--- begin ---

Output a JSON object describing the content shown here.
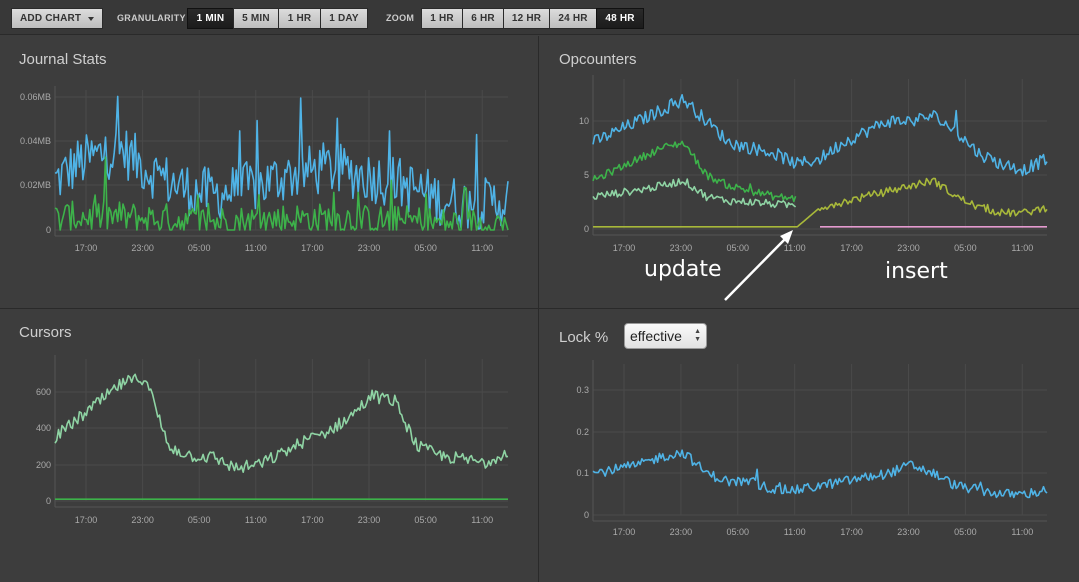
{
  "toolbar": {
    "add_chart": "ADD CHART",
    "granularity_label": "GRANULARITY",
    "granularity_options": [
      "1 MIN",
      "5 MIN",
      "1 HR",
      "1 DAY"
    ],
    "granularity_selected": "1 MIN",
    "zoom_label": "ZOOM",
    "zoom_options": [
      "1 HR",
      "6 HR",
      "12 HR",
      "24 HR",
      "48 HR"
    ],
    "zoom_selected": "48 HR"
  },
  "panels": {
    "journal": {
      "title": "Journal Stats"
    },
    "opcounters": {
      "title": "Opcounters"
    },
    "cursors": {
      "title": "Cursors"
    },
    "lock": {
      "title": "Lock %",
      "select_value": "effective"
    }
  },
  "annotations": {
    "update": "update",
    "insert": "insert"
  },
  "colors": {
    "blue": "#4fb3e6",
    "green": "#3db24a",
    "lightgreen": "#8fd4a4",
    "olive": "#a8b83a",
    "pink": "#e59bd0",
    "grid": "#4a4a4a"
  },
  "chart_data": [
    {
      "type": "line",
      "title": "Journal Stats",
      "x_ticks": [
        "17:00",
        "23:00",
        "05:00",
        "11:00",
        "17:00",
        "23:00",
        "05:00",
        "11:00"
      ],
      "y_ticks": [
        "0",
        "0.02MB",
        "0.04MB",
        "0.06MB"
      ],
      "ylim": [
        0,
        0.06
      ],
      "series": [
        {
          "color": "#4fb3e6",
          "values": [
            0.022,
            0.03,
            0.034,
            0.036,
            0.028,
            0.022,
            0.018,
            0.016,
            0.018,
            0.02,
            0.024,
            0.026,
            0.028,
            0.026,
            0.024,
            0.022,
            0.018,
            0.014,
            0.012,
            0.012,
            0.014
          ]
        },
        {
          "color": "#3db24a",
          "values": [
            0.005,
            0.006,
            0.006,
            0.006,
            0.005,
            0.005,
            0.004,
            0.004,
            0.004,
            0.004,
            0.005,
            0.005,
            0.005,
            0.005,
            0.004,
            0.004,
            0.004,
            0.003,
            0.003,
            0.003,
            0.003
          ]
        }
      ]
    },
    {
      "type": "line",
      "title": "Opcounters",
      "x_ticks": [
        "17:00",
        "23:00",
        "05:00",
        "11:00",
        "17:00",
        "23:00",
        "05:00",
        "11:00"
      ],
      "y_ticks": [
        "0",
        "5",
        "10"
      ],
      "ylim": [
        0,
        12
      ],
      "series": [
        {
          "color": "#4fb3e6",
          "values": [
            8,
            9,
            10,
            11,
            12,
            10,
            8,
            7.5,
            7,
            6,
            6.5,
            8,
            9,
            10,
            10,
            10.5,
            9,
            7,
            6,
            5.5,
            6.5
          ]
        },
        {
          "color": "#3db24a",
          "values": [
            4.5,
            5.5,
            6.5,
            7.5,
            8,
            5,
            4,
            3.5,
            3,
            2.8,
            null,
            null,
            null,
            null,
            null,
            null,
            null,
            null,
            null,
            null,
            null
          ]
        },
        {
          "color": "#8fd4a4",
          "values": [
            3,
            3.3,
            3.6,
            4,
            4.5,
            3,
            2.6,
            2.5,
            2.3,
            2.2,
            null,
            null,
            null,
            null,
            null,
            null,
            null,
            null,
            null,
            null,
            null
          ]
        },
        {
          "color": "#a8b83a",
          "values": [
            0.2,
            0.2,
            0.2,
            0.2,
            0.2,
            0.2,
            0.2,
            0.2,
            0.2,
            0.2,
            2,
            2.5,
            3,
            3.5,
            4,
            4.5,
            3,
            2,
            1.5,
            1.5,
            2
          ]
        },
        {
          "color": "#e59bd0",
          "values": [
            null,
            null,
            null,
            null,
            null,
            null,
            null,
            null,
            null,
            null,
            0.2,
            0.2,
            0.2,
            0.2,
            0.2,
            0.2,
            0.2,
            0.2,
            0.2,
            0.2,
            0.2
          ]
        }
      ]
    },
    {
      "type": "line",
      "title": "Cursors",
      "x_ticks": [
        "17:00",
        "23:00",
        "05:00",
        "11:00",
        "17:00",
        "23:00",
        "05:00",
        "11:00"
      ],
      "y_ticks": [
        "0",
        "200",
        "400",
        "600"
      ],
      "ylim": [
        0,
        750
      ],
      "series": [
        {
          "color": "#8fd4a4",
          "values": [
            350,
            450,
            550,
            650,
            680,
            300,
            250,
            240,
            180,
            200,
            260,
            330,
            380,
            460,
            580,
            550,
            300,
            250,
            230,
            210,
            280
          ]
        },
        {
          "color": "#3db24a",
          "values": [
            10,
            10,
            10,
            10,
            10,
            10,
            10,
            10,
            10,
            10,
            10,
            10,
            10,
            10,
            10,
            10,
            10,
            10,
            10,
            10,
            10
          ]
        }
      ]
    },
    {
      "type": "line",
      "title": "Lock %",
      "x_ticks": [
        "17:00",
        "23:00",
        "05:00",
        "11:00",
        "17:00",
        "23:00",
        "05:00",
        "11:00"
      ],
      "y_ticks": [
        "0",
        "0.1",
        "0.2",
        "0.3"
      ],
      "ylim": [
        0,
        0.34
      ],
      "series": [
        {
          "color": "#4fb3e6",
          "values": [
            0.1,
            0.11,
            0.12,
            0.14,
            0.15,
            0.1,
            0.08,
            0.08,
            0.06,
            0.06,
            0.07,
            0.08,
            0.09,
            0.1,
            0.12,
            0.1,
            0.07,
            0.06,
            0.05,
            0.05,
            0.06
          ]
        }
      ]
    }
  ]
}
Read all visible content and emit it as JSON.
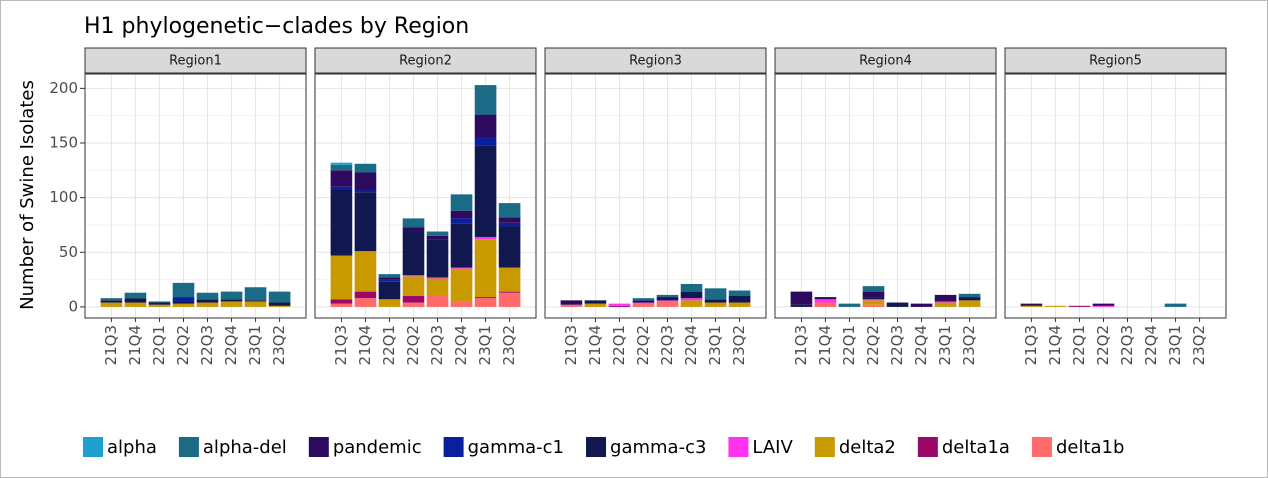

--- end ---

* **Set exercise**: Compute the number of lines above that contain the string "JSON". Reply with that value only.

* **Response to this exercise**: 2